PAGE TEXT:
Orthopaedic Proceedings
Vol. 99-B, Issue SUPP_1 | Pages 80 - 80
1 Jan 2017
Renz Y Seebach M Hesse E Lotz B Blunk T Berberich O Richter W
Full Access

Long-term regeneration of cartilage defects treated with tissue engineering constructs often fails because of insufficient integration with the host tissue. We hypothesize that construct integration will be improved when implants actively interact with and integrate into the subchondral bone. Growth and Differentiation Factor 5 (GDF-5) is known to support maturation of chondrocytes and to enhance chondrogenic differentiation and hypertrophy of mesenchymal stromal cells (MSC). Therefore, we investigated whether GDF-5 is capable to stimulate endochondral ossification of MSC in vitro and in vivo and would, thus, be a promising candidate for augmenting fibrin glue in order to support integration of tissue engineering constructs into the subchondral bone plate.

To evaluate the adhesive strength of fibrin glue versus BioGlue®, a commercially available glue used in vascular surgery, an ex vivo cadaver study was performed and adhesion strength was measured via pull-out testing. MSC were suspended in fibrin glue and cultivated in chondrogenic medium with and without 150 ng/mL GDF-5. After 4 weeks, the formed cartilage was evaluated and half of the constructs were implanted subcutaneously into immunodeficient mice. Endochondral ossification was evaluated after 2 and 4 weeks histologically and by microCT analysis. BioGlue®and GDF-5-augmented fibrin glue were tested for 4 weeks in a minipig cartilage defect model to assess their orthotopic biocompatibility.

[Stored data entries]

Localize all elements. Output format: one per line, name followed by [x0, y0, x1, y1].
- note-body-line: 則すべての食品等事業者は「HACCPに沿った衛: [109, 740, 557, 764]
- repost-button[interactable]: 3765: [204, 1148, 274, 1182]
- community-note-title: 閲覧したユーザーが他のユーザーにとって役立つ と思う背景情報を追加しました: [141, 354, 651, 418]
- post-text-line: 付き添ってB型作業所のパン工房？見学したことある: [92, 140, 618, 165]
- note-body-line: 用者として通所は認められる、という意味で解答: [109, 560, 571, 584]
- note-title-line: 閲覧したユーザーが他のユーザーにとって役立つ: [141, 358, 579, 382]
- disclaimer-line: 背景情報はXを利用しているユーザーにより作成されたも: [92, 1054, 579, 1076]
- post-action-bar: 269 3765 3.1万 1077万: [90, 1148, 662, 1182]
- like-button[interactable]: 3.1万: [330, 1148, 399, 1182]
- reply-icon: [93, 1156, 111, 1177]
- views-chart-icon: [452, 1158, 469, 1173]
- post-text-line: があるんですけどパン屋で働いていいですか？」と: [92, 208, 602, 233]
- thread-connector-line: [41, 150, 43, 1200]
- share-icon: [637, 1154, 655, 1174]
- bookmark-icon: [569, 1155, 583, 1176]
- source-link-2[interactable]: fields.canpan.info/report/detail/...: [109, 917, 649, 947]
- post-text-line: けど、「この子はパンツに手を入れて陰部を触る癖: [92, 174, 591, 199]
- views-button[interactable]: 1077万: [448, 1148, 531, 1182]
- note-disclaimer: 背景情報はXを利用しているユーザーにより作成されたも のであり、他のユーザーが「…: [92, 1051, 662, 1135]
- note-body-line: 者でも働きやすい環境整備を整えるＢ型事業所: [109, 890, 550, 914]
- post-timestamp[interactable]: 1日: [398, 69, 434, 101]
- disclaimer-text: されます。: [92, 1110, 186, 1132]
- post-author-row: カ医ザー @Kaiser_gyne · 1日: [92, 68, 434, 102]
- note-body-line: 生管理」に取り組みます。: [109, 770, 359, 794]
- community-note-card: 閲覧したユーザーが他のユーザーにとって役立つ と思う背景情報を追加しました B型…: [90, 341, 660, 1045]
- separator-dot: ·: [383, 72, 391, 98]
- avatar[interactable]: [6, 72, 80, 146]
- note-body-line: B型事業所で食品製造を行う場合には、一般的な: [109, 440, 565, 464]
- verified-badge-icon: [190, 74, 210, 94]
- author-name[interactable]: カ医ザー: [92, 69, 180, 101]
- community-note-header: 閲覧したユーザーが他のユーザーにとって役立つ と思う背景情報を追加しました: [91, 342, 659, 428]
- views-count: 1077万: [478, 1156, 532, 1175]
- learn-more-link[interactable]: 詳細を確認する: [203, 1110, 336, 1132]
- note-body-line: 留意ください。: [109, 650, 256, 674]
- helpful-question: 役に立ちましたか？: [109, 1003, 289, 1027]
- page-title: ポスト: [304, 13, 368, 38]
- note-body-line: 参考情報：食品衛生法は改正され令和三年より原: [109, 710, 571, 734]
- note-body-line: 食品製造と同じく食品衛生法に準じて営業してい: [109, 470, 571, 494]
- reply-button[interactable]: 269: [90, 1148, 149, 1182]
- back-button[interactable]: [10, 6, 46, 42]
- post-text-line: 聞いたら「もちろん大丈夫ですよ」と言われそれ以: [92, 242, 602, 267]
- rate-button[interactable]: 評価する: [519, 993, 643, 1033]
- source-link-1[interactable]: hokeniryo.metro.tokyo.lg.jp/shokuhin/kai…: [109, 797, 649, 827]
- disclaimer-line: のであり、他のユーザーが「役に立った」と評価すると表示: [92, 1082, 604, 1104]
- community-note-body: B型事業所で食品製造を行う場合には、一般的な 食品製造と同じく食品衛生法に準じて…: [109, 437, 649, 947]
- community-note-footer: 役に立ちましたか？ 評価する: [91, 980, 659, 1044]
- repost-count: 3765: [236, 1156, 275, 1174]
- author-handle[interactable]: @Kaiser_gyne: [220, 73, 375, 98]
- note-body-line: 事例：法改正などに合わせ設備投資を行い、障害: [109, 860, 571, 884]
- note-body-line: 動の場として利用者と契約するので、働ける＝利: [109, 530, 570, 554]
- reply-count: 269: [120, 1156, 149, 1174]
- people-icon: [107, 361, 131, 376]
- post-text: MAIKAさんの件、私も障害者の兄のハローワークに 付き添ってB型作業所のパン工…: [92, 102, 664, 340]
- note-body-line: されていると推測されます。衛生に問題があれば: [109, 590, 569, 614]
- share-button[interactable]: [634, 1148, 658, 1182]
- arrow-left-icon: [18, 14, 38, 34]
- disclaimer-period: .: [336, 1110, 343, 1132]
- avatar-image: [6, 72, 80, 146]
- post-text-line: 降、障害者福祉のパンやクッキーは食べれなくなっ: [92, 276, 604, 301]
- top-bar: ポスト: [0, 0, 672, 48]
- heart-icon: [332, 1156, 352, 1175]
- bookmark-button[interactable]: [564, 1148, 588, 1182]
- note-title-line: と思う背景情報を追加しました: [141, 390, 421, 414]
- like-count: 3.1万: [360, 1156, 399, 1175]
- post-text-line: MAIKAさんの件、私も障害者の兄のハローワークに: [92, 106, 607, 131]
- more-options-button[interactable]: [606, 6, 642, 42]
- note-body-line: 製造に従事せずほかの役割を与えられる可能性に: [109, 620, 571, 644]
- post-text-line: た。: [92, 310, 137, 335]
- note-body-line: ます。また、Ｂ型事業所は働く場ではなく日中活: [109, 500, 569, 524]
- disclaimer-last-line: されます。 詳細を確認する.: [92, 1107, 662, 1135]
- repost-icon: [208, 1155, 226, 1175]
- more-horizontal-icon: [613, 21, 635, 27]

DIRECTIONS:
(1) Quote the GDF-5 abstract between "Long-term regeneration of" and "subchondral bone plate.", inclusive.
(2) In the GDF-5 abstract, what concentration of GDF-5 was added to the chondrogenic medium?

PER-TASK OUTPUTS:
(1)
Long-term regeneration of cartilage defects treated with tissue engineering constructs often fails because of insufficient integration with the host tissue. We hypothesize that construct integration will be improved when implants actively interact with and integrate into the subchondral bone. Growth and Differentiation Factor 5 (GDF-5) is known to support maturation of chondrocytes and to enhance chondrogenic differentiation and hypertrophy of mesenchymal stromal cells (MSC). Therefore, we investigated whether GDF-5 is capable to stimulate endochondral ossification of MSC in vitro and in vivo and would, thus, be a promising candidate for augmenting fibrin glue in order to support integration of tissue engineering constructs into the subchondral bone plate.

(2) 150 ng/mL